Exercise details: Copy every line of the material below word for word, leaving out the pictures.

Available records:
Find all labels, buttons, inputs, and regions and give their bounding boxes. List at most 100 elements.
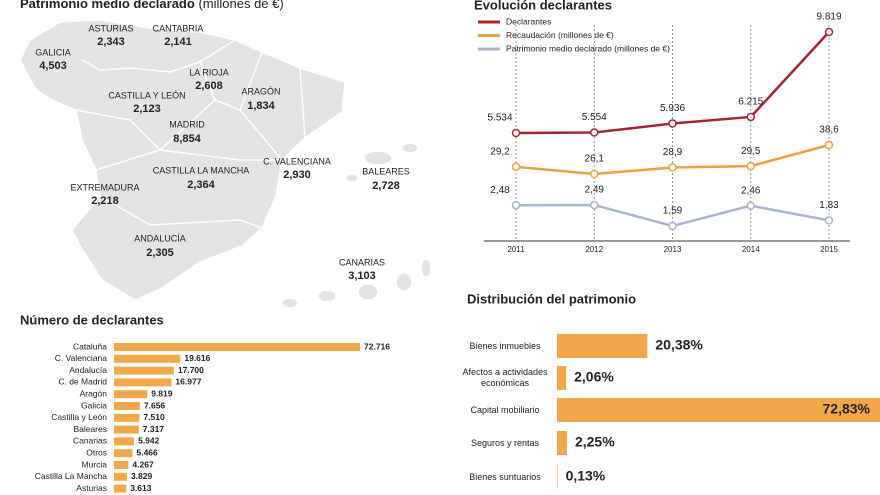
region-name: CASTILLA Y LEÓN xyxy=(108,90,185,100)
category-label: Andalucía xyxy=(69,365,107,375)
value-label: 26,1 xyxy=(585,154,605,165)
region-value: 2,305 xyxy=(146,247,174,259)
region-value: 4,503 xyxy=(39,60,67,72)
bar xyxy=(114,449,133,458)
bar xyxy=(557,431,567,455)
bar xyxy=(114,354,181,363)
x-tick-label: 2011 xyxy=(507,245,525,254)
x-tick-label: 2012 xyxy=(585,245,603,254)
category-label: Aragón xyxy=(80,388,108,398)
value-label: 7.317 xyxy=(143,424,165,434)
category-label: C. de Madrid xyxy=(58,377,107,387)
x-tick-label: 2014 xyxy=(742,245,760,254)
value-label: 17.700 xyxy=(178,365,204,375)
point xyxy=(746,112,755,122)
region-value: 8,854 xyxy=(173,133,201,145)
x-tick-label: 2013 xyxy=(664,245,682,254)
bar xyxy=(114,343,360,351)
value-label: 6.215 xyxy=(738,97,763,108)
region-name: BALEARES xyxy=(362,166,410,176)
value-label: 3.829 xyxy=(131,471,153,481)
value-label: 5.942 xyxy=(138,436,160,446)
value-label: 2,06% xyxy=(574,369,614,385)
bar xyxy=(114,378,172,387)
bar xyxy=(557,334,648,358)
bar xyxy=(114,390,148,399)
legend-label: Recaudación (millones de €) xyxy=(506,30,614,40)
region-name: ASTURIAS xyxy=(88,23,133,33)
chart-title: Número de declarantes xyxy=(20,312,164,327)
category-label: Capital mobiliario xyxy=(470,404,540,415)
value-label: 1,83 xyxy=(819,200,839,211)
category-label: Galicia xyxy=(81,400,107,410)
value-label: 2,25% xyxy=(575,434,615,450)
point xyxy=(668,163,677,172)
bar xyxy=(557,465,558,489)
region-name: CANARIAS xyxy=(339,257,385,267)
category-label: Baleares xyxy=(73,424,107,434)
value-label: 16.977 xyxy=(175,377,201,387)
value-label: 7.510 xyxy=(143,412,165,422)
bar xyxy=(114,413,140,422)
region-value: 2,343 xyxy=(97,36,125,48)
value-label: 19.616 xyxy=(184,353,210,363)
region-name: CASTILLA LA MANCHA xyxy=(153,165,250,175)
value-label: 29,5 xyxy=(741,146,761,157)
value-label: 9.819 xyxy=(151,388,173,398)
region-name: MADRID xyxy=(169,119,205,129)
bar xyxy=(114,366,174,375)
bar xyxy=(114,437,135,446)
region-value: 2,608 xyxy=(195,80,223,92)
category-label: Asturias xyxy=(76,483,107,493)
value-label: 20,38% xyxy=(655,337,703,353)
point xyxy=(668,221,677,231)
value-label: 4.267 xyxy=(132,459,154,469)
point xyxy=(824,140,834,150)
region-value: 2,930 xyxy=(283,169,311,181)
category-label: Cataluña xyxy=(73,341,107,351)
value-label: 5.466 xyxy=(136,447,158,457)
value-label: 5.534 xyxy=(487,113,512,124)
value-label: 2,46 xyxy=(741,185,761,196)
value-label: 72.716 xyxy=(364,341,390,351)
region-value: 2,364 xyxy=(187,179,215,191)
map-title: Patrimonio medio declarado (millones de … xyxy=(20,0,284,11)
value-label: 2,48 xyxy=(490,185,510,196)
value-label: 28,9 xyxy=(663,147,683,158)
legend-label: Patrimonio medio declarado (millones de … xyxy=(506,43,670,53)
region-name: C. VALENCIANA xyxy=(263,156,331,166)
value-label: 9.819 xyxy=(816,12,841,23)
value-label: 3.613 xyxy=(130,483,152,493)
point xyxy=(511,128,521,138)
x-tick-label: 2015 xyxy=(820,245,838,254)
point xyxy=(746,201,755,210)
region-name: CANTABRIA xyxy=(153,23,204,33)
region-value: 3,103 xyxy=(348,270,376,282)
point xyxy=(590,169,599,179)
bar xyxy=(557,398,880,422)
value-label: 72,83% xyxy=(823,401,871,417)
category-label: Afectos a actividades económicas xyxy=(462,367,548,388)
point xyxy=(511,162,521,172)
category-label: Canarias xyxy=(73,436,107,446)
value-label: 7.656 xyxy=(144,400,166,410)
chart-title: Evolución declarantes xyxy=(474,0,612,12)
bar xyxy=(114,484,127,493)
region-name: LA RIOJA xyxy=(189,67,229,77)
category-label: Bienes suntuarios xyxy=(469,471,541,482)
bar xyxy=(114,402,140,410)
bar xyxy=(557,366,567,390)
map-title-main: Patrimonio medio declarado xyxy=(20,0,195,11)
point xyxy=(668,119,677,128)
value-label: 5.936 xyxy=(660,103,685,114)
region-value: 1,834 xyxy=(247,100,275,112)
region-name: ANDALUCÍA xyxy=(134,233,186,243)
point xyxy=(590,128,599,137)
region-value: 2,123 xyxy=(133,103,161,115)
region-name: ARAGÓN xyxy=(241,86,280,96)
point xyxy=(590,200,599,210)
point xyxy=(511,200,521,210)
point xyxy=(824,27,834,37)
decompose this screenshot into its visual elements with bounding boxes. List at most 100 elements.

Finished answer:
Find all labels, buttons, inputs, and regions and give their bounding boxes. List at most 100 elements.
region-name: CASTILLA Y LEÓN xyxy=(108,90,185,100)
category-label: Andalucía xyxy=(69,365,107,375)
value-label: 26,1 xyxy=(585,154,605,165)
region-value: 2,305 xyxy=(146,247,174,259)
region-value: 4,503 xyxy=(39,60,67,72)
bar xyxy=(114,449,133,458)
bar xyxy=(557,431,567,455)
bar xyxy=(114,354,181,363)
x-tick-label: 2011 xyxy=(507,245,525,254)
x-tick-label: 2012 xyxy=(585,245,603,254)
category-label: Aragón xyxy=(80,388,108,398)
value-label: 7.317 xyxy=(143,424,165,434)
category-label: C. de Madrid xyxy=(58,377,107,387)
x-tick-label: 2014 xyxy=(742,245,760,254)
value-label: 17.700 xyxy=(178,365,204,375)
point xyxy=(746,112,755,122)
region-value: 8,854 xyxy=(173,133,201,145)
x-tick-label: 2013 xyxy=(664,245,682,254)
bar xyxy=(114,343,360,351)
value-label: 6.215 xyxy=(738,97,763,108)
region-name: BALEARES xyxy=(362,166,410,176)
value-label: 3.829 xyxy=(131,471,153,481)
value-label: 5.942 xyxy=(138,436,160,446)
value-label: 2,06% xyxy=(574,369,614,385)
bar xyxy=(114,378,172,387)
bar xyxy=(557,334,648,358)
bar xyxy=(114,390,148,399)
legend-label: Recaudación (millones de €) xyxy=(506,30,614,40)
region-name: ASTURIAS xyxy=(88,23,133,33)
chart-title: Número de declarantes xyxy=(20,312,164,327)
category-label: Capital mobiliario xyxy=(470,404,540,415)
value-label: 1,83 xyxy=(819,200,839,211)
category-label: Galicia xyxy=(81,400,107,410)
value-label: 2,25% xyxy=(575,434,615,450)
point xyxy=(668,163,677,172)
bar xyxy=(557,465,558,489)
region-name: CANARIAS xyxy=(339,257,385,267)
category-label: Baleares xyxy=(73,424,107,434)
value-label: 16.977 xyxy=(175,377,201,387)
value-label: 7.510 xyxy=(143,412,165,422)
bar xyxy=(114,413,140,422)
region-value: 2,343 xyxy=(97,36,125,48)
value-label: 19.616 xyxy=(184,353,210,363)
region-name: CASTILLA LA MANCHA xyxy=(153,165,250,175)
value-label: 29,5 xyxy=(741,146,761,157)
value-label: 9.819 xyxy=(151,388,173,398)
region-name: MADRID xyxy=(169,119,205,129)
bar xyxy=(114,366,174,375)
bar xyxy=(114,437,135,446)
region-value: 2,608 xyxy=(195,80,223,92)
category-label: Asturias xyxy=(76,483,107,493)
value-label: 20,38% xyxy=(655,337,703,353)
point xyxy=(668,221,677,231)
value-label: 4.267 xyxy=(132,459,154,469)
point xyxy=(824,140,834,150)
region-value: 2,930 xyxy=(283,169,311,181)
category-label: Cataluña xyxy=(73,341,107,351)
value-label: 5.466 xyxy=(136,447,158,457)
value-label: 5.534 xyxy=(487,113,512,124)
value-label: 2,46 xyxy=(741,185,761,196)
value-label: 72.716 xyxy=(364,341,390,351)
region-value: 2,364 xyxy=(187,179,215,191)
map-title: Patrimonio medio declarado (millones de … xyxy=(20,0,284,11)
value-label: 2,48 xyxy=(490,185,510,196)
value-label: 28,9 xyxy=(663,147,683,158)
legend-label: Patrimonio medio declarado (millones de … xyxy=(506,43,670,53)
region-name: C. VALENCIANA xyxy=(263,156,331,166)
value-label: 9.819 xyxy=(816,12,841,23)
value-label: 3.613 xyxy=(130,483,152,493)
point xyxy=(511,128,521,138)
x-tick-label: 2015 xyxy=(820,245,838,254)
point xyxy=(746,201,755,210)
region-name: CANTABRIA xyxy=(153,23,204,33)
region-value: 3,103 xyxy=(348,270,376,282)
point xyxy=(590,169,599,179)
bar xyxy=(557,398,880,422)
value-label: 72,83% xyxy=(823,401,871,417)
category-label: Afectos a actividades económicas xyxy=(462,367,548,388)
point xyxy=(511,162,521,172)
category-label: Canarias xyxy=(73,436,107,446)
value-label: 7.656 xyxy=(144,400,166,410)
chart-title: Evolución declarantes xyxy=(474,0,612,12)
bar xyxy=(114,484,127,493)
region-name: LA RIOJA xyxy=(189,67,229,77)
category-label: Bienes suntuarios xyxy=(469,471,541,482)
bar xyxy=(114,402,140,410)
bar xyxy=(557,366,567,390)
map-title-main: Patrimonio medio declarado xyxy=(20,0,195,11)
point xyxy=(668,119,677,128)
value-label: 5.936 xyxy=(660,103,685,114)
region-value: 1,834 xyxy=(247,100,275,112)
region-name: ANDALUCÍA xyxy=(134,233,186,243)
point xyxy=(590,128,599,137)
region-value: 2,123 xyxy=(133,103,161,115)
region-name: ARAGÓN xyxy=(241,86,280,96)
point xyxy=(590,200,599,210)
point xyxy=(511,200,521,210)
point xyxy=(824,27,834,37)
decompose this screenshot into its visual elements with bounding boxes. List at most 100 elements.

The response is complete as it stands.